#### Problem statement:
In the entries below, count every line containing "着陆巡视器处于静止状态". Return the number and nothing else.

● ● ●

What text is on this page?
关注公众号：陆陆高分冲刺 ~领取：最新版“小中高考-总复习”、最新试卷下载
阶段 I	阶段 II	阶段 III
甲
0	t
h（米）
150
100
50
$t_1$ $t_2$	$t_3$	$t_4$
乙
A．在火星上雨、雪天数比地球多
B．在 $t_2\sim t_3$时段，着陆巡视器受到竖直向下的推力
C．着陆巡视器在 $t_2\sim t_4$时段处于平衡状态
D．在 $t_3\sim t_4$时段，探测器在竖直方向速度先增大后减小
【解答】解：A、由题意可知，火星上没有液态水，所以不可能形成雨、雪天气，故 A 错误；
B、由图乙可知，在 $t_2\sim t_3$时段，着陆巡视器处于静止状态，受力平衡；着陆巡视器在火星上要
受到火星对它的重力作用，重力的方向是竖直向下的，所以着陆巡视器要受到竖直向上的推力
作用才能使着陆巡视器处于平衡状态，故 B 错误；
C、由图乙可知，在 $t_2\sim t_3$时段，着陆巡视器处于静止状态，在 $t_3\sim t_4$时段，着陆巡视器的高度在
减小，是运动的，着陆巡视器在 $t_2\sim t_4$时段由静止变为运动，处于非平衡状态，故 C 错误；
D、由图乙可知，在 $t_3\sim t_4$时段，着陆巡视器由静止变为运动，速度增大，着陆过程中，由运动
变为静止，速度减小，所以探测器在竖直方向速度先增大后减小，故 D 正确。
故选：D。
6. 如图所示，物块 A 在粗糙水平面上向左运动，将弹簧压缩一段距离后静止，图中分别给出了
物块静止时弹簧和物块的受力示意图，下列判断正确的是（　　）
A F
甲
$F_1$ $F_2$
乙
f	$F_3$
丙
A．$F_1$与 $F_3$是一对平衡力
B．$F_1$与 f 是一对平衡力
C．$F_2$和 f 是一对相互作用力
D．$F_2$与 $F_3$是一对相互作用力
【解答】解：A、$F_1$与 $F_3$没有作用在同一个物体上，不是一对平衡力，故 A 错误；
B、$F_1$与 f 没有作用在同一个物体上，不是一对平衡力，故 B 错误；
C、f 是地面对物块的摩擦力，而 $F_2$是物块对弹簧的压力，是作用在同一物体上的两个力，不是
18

● ● ●

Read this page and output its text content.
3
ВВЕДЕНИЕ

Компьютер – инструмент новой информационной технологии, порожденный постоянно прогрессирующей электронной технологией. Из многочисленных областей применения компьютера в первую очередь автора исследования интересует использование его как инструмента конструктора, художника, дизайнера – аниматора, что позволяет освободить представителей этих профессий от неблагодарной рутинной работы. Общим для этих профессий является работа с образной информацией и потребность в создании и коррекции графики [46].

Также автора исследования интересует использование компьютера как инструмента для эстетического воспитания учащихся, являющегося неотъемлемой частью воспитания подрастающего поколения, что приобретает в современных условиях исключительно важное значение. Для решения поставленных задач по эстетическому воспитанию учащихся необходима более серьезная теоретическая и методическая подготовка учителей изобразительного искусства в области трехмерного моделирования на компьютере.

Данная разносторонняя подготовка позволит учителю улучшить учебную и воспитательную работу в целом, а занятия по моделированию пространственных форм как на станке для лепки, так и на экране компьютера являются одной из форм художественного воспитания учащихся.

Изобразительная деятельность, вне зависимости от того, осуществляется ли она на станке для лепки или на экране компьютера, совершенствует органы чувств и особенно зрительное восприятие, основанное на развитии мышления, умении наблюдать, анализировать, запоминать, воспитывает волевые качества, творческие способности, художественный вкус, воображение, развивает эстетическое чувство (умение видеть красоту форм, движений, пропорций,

● ● ●

#### Task answer:
2